PROBLEM REQUIREMENTS:
Would you repeat the listing exactly but omit every picture?

* * * * * * * * *

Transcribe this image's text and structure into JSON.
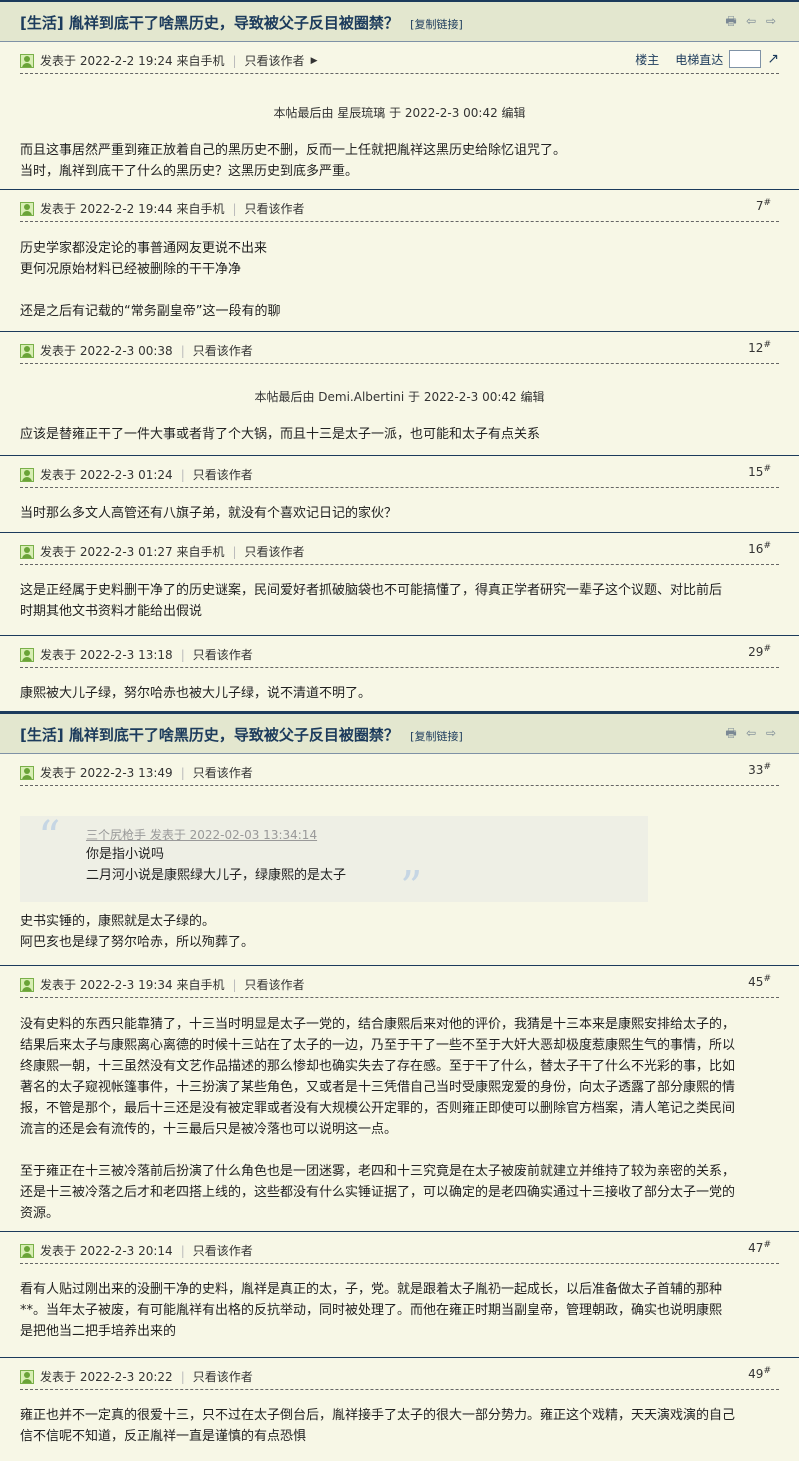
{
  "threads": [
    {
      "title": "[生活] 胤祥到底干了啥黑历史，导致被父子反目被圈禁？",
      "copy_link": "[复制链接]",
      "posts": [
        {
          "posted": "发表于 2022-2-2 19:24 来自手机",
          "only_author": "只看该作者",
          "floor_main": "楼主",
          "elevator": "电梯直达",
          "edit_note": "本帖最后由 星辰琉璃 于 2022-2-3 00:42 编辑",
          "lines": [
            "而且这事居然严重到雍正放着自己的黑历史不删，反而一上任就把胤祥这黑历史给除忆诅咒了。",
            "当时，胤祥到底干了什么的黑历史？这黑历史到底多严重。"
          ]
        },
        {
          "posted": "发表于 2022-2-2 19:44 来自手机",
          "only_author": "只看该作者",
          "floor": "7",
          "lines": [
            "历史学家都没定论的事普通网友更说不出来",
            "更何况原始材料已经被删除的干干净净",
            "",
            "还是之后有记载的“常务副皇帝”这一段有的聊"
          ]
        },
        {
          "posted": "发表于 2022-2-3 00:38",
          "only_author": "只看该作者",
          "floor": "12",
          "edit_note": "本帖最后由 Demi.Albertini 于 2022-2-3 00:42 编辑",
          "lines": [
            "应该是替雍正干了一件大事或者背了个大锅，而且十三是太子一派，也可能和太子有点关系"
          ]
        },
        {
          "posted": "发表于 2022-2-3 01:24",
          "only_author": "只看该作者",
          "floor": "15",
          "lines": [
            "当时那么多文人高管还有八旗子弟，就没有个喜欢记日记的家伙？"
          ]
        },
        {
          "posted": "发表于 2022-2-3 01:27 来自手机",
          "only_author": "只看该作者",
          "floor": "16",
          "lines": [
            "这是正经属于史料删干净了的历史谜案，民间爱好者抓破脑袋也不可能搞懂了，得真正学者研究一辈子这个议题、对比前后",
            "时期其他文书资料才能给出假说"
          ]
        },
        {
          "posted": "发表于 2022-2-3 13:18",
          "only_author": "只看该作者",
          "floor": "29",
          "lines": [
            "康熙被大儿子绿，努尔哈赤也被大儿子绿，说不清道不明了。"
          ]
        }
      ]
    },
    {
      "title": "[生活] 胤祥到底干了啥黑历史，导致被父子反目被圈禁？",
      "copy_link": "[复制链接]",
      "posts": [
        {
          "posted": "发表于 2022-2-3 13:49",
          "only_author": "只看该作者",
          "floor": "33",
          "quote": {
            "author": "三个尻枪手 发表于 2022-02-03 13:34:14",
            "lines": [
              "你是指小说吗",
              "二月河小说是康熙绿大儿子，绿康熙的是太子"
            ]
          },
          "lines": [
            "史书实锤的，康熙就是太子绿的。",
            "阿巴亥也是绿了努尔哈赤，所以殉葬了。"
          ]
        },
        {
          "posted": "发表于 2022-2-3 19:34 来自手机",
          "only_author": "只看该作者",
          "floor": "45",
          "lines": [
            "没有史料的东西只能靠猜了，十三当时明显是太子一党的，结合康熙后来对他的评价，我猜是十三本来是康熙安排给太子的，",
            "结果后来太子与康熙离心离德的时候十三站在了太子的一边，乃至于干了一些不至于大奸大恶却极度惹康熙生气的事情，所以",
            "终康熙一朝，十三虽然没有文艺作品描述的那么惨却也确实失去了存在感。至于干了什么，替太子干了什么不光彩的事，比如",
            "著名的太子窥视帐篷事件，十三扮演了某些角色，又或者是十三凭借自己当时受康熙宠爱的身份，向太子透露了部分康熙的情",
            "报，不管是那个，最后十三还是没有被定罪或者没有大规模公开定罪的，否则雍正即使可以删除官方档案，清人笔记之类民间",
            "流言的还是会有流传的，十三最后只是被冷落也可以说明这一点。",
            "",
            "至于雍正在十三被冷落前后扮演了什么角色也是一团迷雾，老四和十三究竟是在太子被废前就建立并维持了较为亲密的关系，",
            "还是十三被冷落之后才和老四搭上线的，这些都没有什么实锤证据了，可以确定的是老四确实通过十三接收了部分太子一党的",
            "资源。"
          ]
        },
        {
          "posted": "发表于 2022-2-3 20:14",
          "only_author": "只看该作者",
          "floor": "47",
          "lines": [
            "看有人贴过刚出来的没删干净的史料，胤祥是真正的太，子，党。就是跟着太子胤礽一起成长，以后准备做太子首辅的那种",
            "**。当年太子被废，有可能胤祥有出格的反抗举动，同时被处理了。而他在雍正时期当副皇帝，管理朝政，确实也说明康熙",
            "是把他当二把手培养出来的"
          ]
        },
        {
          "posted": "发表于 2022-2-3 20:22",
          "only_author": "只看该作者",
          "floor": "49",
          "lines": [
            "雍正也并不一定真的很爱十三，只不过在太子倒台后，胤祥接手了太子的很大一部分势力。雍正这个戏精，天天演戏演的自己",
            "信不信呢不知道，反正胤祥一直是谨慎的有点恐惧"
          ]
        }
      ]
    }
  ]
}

* * * * * * * * *

EXERCISE SOLUTION:
Transcribe this image's text and structure into JSON.
{
  "threads": [
    {
      "title": "[生活] 胤祥到底干了啥黑历史，导致被父子反目被圈禁？",
      "copy_link": "[复制链接]",
      "posts": [
        {
          "posted": "发表于 2022-2-2 19:24 来自手机",
          "only_author": "只看该作者",
          "floor_main": "楼主",
          "elevator": "电梯直达",
          "edit_note": "本帖最后由 星辰琉璃 于 2022-2-3 00:42 编辑",
          "lines": [
            "而且这事居然严重到雍正放着自己的黑历史不删，反而一上任就把胤祥这黑历史给除忆诅咒了。",
            "当时，胤祥到底干了什么的黑历史？这黑历史到底多严重。"
          ]
        },
        {
          "posted": "发表于 2022-2-2 19:44 来自手机",
          "only_author": "只看该作者",
          "floor": "7",
          "lines": [
            "历史学家都没定论的事普通网友更说不出来",
            "更何况原始材料已经被删除的干干净净",
            "",
            "还是之后有记载的“常务副皇帝”这一段有的聊"
          ]
        },
        {
          "posted": "发表于 2022-2-3 00:38",
          "only_author": "只看该作者",
          "floor": "12",
          "edit_note": "本帖最后由 Demi.Albertini 于 2022-2-3 00:42 编辑",
          "lines": [
            "应该是替雍正干了一件大事或者背了个大锅，而且十三是太子一派，也可能和太子有点关系"
          ]
        },
        {
          "posted": "发表于 2022-2-3 01:24",
          "only_author": "只看该作者",
          "floor": "15",
          "lines": [
            "当时那么多文人高管还有八旗子弟，就没有个喜欢记日记的家伙？"
          ]
        },
        {
          "posted": "发表于 2022-2-3 01:27 来自手机",
          "only_author": "只看该作者",
          "floor": "16",
          "lines": [
            "这是正经属于史料删干净了的历史谜案，民间爱好者抓破脑袋也不可能搞懂了，得真正学者研究一辈子这个议题、对比前后",
            "时期其他文书资料才能给出假说"
          ]
        },
        {
          "posted": "发表于 2022-2-3 13:18",
          "only_author": "只看该作者",
          "floor": "29",
          "lines": [
            "康熙被大儿子绿，努尔哈赤也被大儿子绿，说不清道不明了。"
          ]
        }
      ]
    },
    {
      "title": "[生活] 胤祥到底干了啥黑历史，导致被父子反目被圈禁？",
      "copy_link": "[复制链接]",
      "posts": [
        {
          "posted": "发表于 2022-2-3 13:49",
          "only_author": "只看该作者",
          "floor": "33",
          "quote": {
            "author": "三个尻枪手 发表于 2022-02-03 13:34:14",
            "lines": [
              "你是指小说吗",
              "二月河小说是康熙绿大儿子，绿康熙的是太子"
            ]
          },
          "lines": [
            "史书实锤的，康熙就是太子绿的。",
            "阿巴亥也是绿了努尔哈赤，所以殉葬了。"
          ]
        },
        {
          "posted": "发表于 2022-2-3 19:34 来自手机",
          "only_author": "只看该作者",
          "floor": "45",
          "lines": [
            "没有史料的东西只能靠猜了，十三当时明显是太子一党的，结合康熙后来对他的评价，我猜是十三本来是康熙安排给太子的，",
            "结果后来太子与康熙离心离德的时候十三站在了太子的一边，乃至于干了一些不至于大奸大恶却极度惹康熙生气的事情，所以",
            "终康熙一朝，十三虽然没有文艺作品描述的那么惨却也确实失去了存在感。至于干了什么，替太子干了什么不光彩的事，比如",
            "著名的太子窥视帐篷事件，十三扮演了某些角色，又或者是十三凭借自己当时受康熙宠爱的身份，向太子透露了部分康熙的情",
            "报，不管是那个，最后十三还是没有被定罪或者没有大规模公开定罪的，否则雍正即使可以删除官方档案，清人笔记之类民间",
            "流言的还是会有流传的，十三最后只是被冷落也可以说明这一点。",
            "",
            "至于雍正在十三被冷落前后扮演了什么角色也是一团迷雾，老四和十三究竟是在太子被废前就建立并维持了较为亲密的关系，",
            "还是十三被冷落之后才和老四搭上线的，这些都没有什么实锤证据了，可以确定的是老四确实通过十三接收了部分太子一党的",
            "资源。"
          ]
        },
        {
          "posted": "发表于 2022-2-3 20:14",
          "only_author": "只看该作者",
          "floor": "47",
          "lines": [
            "看有人贴过刚出来的没删干净的史料，胤祥是真正的太，子，党。就是跟着太子胤礽一起成长，以后准备做太子首辅的那种",
            "**。当年太子被废，有可能胤祥有出格的反抗举动，同时被处理了。而他在雍正时期当副皇帝，管理朝政，确实也说明康熙",
            "是把他当二把手培养出来的"
          ]
        },
        {
          "posted": "发表于 2022-2-3 20:22",
          "only_author": "只看该作者",
          "floor": "49",
          "lines": [
            "雍正也并不一定真的很爱十三，只不过在太子倒台后，胤祥接手了太子的很大一部分势力。雍正这个戏精，天天演戏演的自己",
            "信不信呢不知道，反正胤祥一直是谨慎的有点恐惧"
          ]
        }
      ]
    }
  ]
}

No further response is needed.